→ Work required: Count how many lines of the data include "name". The answer is that number and nothing else.

→ Data for this task:
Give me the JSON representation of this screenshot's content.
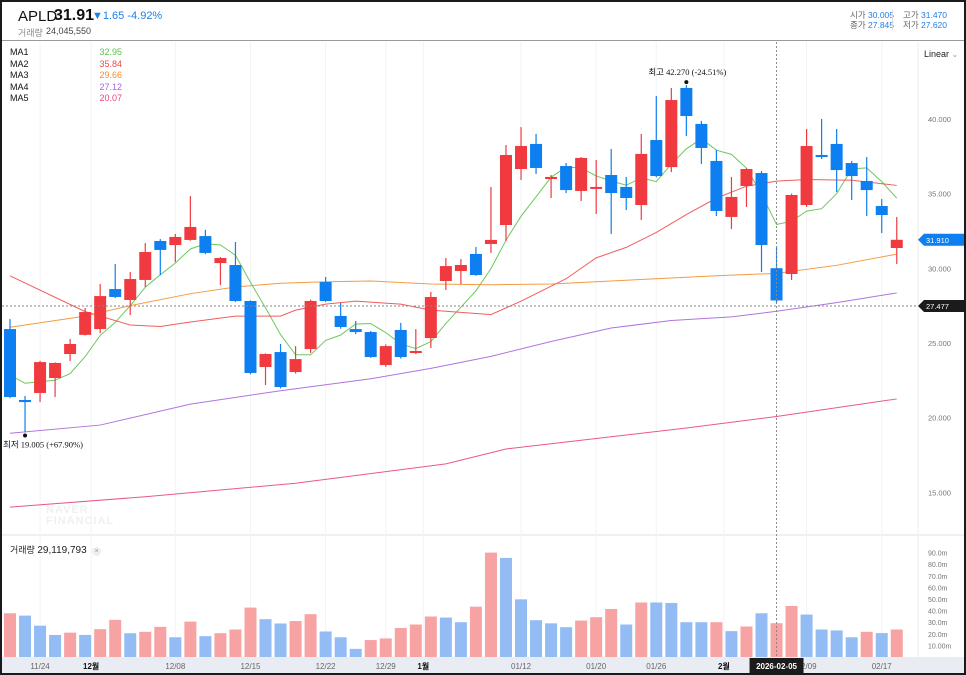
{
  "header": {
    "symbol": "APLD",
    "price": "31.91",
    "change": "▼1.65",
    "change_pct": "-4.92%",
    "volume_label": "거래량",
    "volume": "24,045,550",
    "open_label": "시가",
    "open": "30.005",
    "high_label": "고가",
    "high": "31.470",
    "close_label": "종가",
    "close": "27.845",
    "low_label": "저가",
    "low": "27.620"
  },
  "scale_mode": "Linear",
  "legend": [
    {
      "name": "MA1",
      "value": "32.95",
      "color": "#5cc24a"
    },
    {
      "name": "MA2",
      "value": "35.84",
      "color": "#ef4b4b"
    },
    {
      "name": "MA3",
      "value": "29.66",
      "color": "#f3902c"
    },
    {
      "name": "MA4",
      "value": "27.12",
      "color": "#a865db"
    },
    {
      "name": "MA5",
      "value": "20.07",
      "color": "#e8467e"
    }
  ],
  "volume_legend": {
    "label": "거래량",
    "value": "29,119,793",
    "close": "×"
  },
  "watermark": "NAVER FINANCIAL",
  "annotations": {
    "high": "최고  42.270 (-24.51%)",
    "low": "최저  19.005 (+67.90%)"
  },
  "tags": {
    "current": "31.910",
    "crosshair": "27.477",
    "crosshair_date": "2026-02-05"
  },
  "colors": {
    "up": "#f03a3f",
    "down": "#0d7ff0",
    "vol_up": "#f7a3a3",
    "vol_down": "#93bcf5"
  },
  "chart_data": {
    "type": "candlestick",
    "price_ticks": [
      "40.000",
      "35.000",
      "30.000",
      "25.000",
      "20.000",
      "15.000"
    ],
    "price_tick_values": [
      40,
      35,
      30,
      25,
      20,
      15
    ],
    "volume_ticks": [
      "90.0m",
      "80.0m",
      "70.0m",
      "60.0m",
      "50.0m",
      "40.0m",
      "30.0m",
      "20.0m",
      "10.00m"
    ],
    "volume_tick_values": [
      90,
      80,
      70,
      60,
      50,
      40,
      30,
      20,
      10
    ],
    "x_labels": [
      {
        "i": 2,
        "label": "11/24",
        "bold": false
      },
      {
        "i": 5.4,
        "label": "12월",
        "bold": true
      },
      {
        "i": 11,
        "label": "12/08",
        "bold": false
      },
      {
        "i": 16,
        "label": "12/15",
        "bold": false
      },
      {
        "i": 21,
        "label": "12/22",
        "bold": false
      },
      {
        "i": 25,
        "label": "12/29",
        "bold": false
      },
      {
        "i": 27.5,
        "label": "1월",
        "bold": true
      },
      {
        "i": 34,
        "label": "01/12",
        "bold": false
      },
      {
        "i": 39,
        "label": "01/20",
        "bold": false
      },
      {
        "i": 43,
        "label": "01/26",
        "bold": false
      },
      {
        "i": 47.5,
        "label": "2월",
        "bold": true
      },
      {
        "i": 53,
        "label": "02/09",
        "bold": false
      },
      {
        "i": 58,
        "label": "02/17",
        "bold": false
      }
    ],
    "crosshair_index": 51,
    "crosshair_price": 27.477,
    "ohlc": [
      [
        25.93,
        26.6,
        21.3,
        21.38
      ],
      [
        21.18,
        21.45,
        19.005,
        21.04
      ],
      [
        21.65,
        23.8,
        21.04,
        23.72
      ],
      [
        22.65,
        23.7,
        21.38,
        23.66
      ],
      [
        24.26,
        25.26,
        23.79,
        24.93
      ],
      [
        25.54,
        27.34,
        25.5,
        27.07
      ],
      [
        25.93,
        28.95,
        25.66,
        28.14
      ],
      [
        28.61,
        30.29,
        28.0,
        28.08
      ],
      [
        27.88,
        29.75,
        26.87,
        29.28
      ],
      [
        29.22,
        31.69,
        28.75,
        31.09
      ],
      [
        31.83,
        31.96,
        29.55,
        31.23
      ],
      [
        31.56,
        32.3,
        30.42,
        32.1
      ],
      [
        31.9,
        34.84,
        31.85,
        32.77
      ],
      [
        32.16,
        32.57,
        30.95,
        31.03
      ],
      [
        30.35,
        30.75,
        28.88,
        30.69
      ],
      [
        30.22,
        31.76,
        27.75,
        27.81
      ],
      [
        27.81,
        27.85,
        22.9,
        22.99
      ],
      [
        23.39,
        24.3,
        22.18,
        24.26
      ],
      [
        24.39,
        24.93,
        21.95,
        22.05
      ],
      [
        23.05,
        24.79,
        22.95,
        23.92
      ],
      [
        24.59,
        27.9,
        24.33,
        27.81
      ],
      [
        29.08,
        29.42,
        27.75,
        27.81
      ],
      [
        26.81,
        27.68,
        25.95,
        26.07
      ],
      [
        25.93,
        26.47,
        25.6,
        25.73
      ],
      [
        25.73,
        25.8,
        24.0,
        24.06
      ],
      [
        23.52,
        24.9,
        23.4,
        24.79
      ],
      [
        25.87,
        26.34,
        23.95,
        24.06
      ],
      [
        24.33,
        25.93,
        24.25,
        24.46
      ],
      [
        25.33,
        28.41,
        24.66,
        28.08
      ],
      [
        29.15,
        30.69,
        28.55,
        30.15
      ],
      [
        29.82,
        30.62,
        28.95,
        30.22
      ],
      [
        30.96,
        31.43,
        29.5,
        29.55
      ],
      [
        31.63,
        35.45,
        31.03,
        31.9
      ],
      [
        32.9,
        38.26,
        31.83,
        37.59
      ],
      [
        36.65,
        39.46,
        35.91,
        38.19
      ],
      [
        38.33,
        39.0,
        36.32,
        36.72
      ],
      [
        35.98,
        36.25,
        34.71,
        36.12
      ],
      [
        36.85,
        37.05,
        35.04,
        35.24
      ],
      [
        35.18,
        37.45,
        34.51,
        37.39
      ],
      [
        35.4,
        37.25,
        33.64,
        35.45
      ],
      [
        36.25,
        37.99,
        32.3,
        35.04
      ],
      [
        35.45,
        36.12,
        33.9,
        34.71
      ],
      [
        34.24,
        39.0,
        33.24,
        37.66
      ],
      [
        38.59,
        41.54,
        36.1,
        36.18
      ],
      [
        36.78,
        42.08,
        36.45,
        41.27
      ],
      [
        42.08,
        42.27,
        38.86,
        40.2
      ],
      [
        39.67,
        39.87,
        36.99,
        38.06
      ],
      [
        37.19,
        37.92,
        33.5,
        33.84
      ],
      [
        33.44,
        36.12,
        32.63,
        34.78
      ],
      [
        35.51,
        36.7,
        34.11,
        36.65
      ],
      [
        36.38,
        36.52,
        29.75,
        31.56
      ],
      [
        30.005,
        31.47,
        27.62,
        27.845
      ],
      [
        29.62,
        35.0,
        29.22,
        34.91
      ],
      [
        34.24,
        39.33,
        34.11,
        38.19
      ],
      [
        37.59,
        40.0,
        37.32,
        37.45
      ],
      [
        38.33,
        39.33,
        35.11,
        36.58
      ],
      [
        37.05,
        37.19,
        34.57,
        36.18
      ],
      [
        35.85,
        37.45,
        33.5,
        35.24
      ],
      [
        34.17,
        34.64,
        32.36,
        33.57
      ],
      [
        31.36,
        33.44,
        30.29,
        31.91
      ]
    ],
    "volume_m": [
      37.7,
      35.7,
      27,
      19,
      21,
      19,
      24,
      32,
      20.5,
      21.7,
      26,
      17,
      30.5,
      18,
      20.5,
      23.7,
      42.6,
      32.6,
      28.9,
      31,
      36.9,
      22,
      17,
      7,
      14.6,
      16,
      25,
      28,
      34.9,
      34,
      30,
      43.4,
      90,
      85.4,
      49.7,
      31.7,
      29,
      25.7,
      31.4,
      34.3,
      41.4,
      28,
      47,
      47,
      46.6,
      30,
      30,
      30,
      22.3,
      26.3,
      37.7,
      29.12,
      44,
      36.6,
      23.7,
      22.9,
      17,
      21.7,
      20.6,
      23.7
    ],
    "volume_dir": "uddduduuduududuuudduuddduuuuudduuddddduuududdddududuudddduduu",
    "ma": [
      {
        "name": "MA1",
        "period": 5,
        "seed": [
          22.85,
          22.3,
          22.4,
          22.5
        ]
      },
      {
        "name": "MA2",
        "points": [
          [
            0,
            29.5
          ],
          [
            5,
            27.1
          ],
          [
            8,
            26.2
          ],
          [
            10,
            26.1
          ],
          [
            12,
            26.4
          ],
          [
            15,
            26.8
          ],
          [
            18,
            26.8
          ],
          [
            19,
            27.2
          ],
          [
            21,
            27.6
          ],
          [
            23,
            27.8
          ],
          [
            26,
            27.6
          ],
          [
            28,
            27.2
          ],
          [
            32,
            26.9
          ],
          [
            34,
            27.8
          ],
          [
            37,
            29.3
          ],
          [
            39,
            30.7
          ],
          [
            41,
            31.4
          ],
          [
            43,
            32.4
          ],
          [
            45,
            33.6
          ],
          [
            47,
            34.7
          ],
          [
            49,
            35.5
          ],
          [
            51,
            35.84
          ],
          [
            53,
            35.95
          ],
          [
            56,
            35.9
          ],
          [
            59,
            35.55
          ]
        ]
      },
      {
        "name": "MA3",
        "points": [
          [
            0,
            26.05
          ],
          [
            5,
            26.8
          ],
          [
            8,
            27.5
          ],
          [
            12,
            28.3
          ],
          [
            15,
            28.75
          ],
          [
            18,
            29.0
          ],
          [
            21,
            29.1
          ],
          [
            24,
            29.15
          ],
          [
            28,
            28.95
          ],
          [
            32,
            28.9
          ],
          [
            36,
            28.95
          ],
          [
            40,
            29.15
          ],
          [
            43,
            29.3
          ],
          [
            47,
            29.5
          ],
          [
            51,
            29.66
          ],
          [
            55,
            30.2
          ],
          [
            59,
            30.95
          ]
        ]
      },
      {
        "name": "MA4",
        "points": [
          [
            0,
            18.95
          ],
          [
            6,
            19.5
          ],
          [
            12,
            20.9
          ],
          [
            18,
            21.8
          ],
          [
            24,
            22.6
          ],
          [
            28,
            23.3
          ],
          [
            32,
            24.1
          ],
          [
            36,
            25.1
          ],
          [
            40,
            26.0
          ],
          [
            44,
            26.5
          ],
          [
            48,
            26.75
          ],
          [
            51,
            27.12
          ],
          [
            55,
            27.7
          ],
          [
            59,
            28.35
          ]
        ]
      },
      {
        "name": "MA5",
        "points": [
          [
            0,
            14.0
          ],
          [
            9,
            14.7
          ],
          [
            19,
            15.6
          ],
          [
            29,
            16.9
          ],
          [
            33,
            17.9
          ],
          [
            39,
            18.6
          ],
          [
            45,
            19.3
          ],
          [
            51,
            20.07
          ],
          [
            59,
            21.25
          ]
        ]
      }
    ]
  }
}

→ Finished answer: 10